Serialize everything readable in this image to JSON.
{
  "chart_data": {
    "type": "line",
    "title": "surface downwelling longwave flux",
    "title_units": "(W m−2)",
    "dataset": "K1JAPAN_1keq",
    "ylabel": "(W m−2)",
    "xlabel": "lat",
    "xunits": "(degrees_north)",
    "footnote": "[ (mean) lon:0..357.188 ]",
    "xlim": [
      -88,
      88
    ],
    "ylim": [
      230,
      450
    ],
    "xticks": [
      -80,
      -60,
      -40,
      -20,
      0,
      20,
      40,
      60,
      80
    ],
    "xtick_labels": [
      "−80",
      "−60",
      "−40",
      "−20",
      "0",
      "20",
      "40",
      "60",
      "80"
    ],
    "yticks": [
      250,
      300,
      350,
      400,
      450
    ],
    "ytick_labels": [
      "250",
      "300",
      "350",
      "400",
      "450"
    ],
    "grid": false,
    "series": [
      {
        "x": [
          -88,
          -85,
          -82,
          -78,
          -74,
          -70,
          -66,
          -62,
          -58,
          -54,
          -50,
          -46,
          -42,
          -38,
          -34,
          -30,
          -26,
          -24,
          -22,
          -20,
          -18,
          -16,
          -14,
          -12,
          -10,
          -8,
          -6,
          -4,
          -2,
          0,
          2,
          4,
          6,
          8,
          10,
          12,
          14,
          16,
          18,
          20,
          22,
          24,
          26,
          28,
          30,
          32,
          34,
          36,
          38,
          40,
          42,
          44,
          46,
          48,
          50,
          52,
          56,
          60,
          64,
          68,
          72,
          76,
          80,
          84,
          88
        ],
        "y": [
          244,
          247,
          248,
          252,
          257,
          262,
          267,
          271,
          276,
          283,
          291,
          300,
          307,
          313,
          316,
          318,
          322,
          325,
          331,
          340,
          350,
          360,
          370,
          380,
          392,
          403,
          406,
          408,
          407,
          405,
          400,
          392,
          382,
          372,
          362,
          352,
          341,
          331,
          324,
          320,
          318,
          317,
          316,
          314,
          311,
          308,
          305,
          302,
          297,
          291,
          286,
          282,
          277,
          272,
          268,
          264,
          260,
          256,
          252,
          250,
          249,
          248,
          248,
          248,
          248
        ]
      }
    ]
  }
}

• • •

- _Work to complete_
Please copy out each record, character for character.

- _Solution to this problem_
Serialize everything readable in this image to JSON.
{
  "chart_data": {
    "type": "line",
    "title": "surface downwelling longwave flux",
    "title_units": "(W m−2)",
    "dataset": "K1JAPAN_1keq",
    "ylabel": "(W m−2)",
    "xlabel": "lat",
    "xunits": "(degrees_north)",
    "footnote": "[ (mean) lon:0..357.188 ]",
    "xlim": [
      -88,
      88
    ],
    "ylim": [
      230,
      450
    ],
    "xticks": [
      -80,
      -60,
      -40,
      -20,
      0,
      20,
      40,
      60,
      80
    ],
    "xtick_labels": [
      "−80",
      "−60",
      "−40",
      "−20",
      "0",
      "20",
      "40",
      "60",
      "80"
    ],
    "yticks": [
      250,
      300,
      350,
      400,
      450
    ],
    "ytick_labels": [
      "250",
      "300",
      "350",
      "400",
      "450"
    ],
    "grid": false,
    "series": [
      {
        "x": [
          -88,
          -85,
          -82,
          -78,
          -74,
          -70,
          -66,
          -62,
          -58,
          -54,
          -50,
          -46,
          -42,
          -38,
          -34,
          -30,
          -26,
          -24,
          -22,
          -20,
          -18,
          -16,
          -14,
          -12,
          -10,
          -8,
          -6,
          -4,
          -2,
          0,
          2,
          4,
          6,
          8,
          10,
          12,
          14,
          16,
          18,
          20,
          22,
          24,
          26,
          28,
          30,
          32,
          34,
          36,
          38,
          40,
          42,
          44,
          46,
          48,
          50,
          52,
          56,
          60,
          64,
          68,
          72,
          76,
          80,
          84,
          88
        ],
        "y": [
          244,
          247,
          248,
          252,
          257,
          262,
          267,
          271,
          276,
          283,
          291,
          300,
          307,
          313,
          316,
          318,
          322,
          325,
          331,
          340,
          350,
          360,
          370,
          380,
          392,
          403,
          406,
          408,
          407,
          405,
          400,
          392,
          382,
          372,
          362,
          352,
          341,
          331,
          324,
          320,
          318,
          317,
          316,
          314,
          311,
          308,
          305,
          302,
          297,
          291,
          286,
          282,
          277,
          272,
          268,
          264,
          260,
          256,
          252,
          250,
          249,
          248,
          248,
          248,
          248
        ]
      }
    ]
  }
}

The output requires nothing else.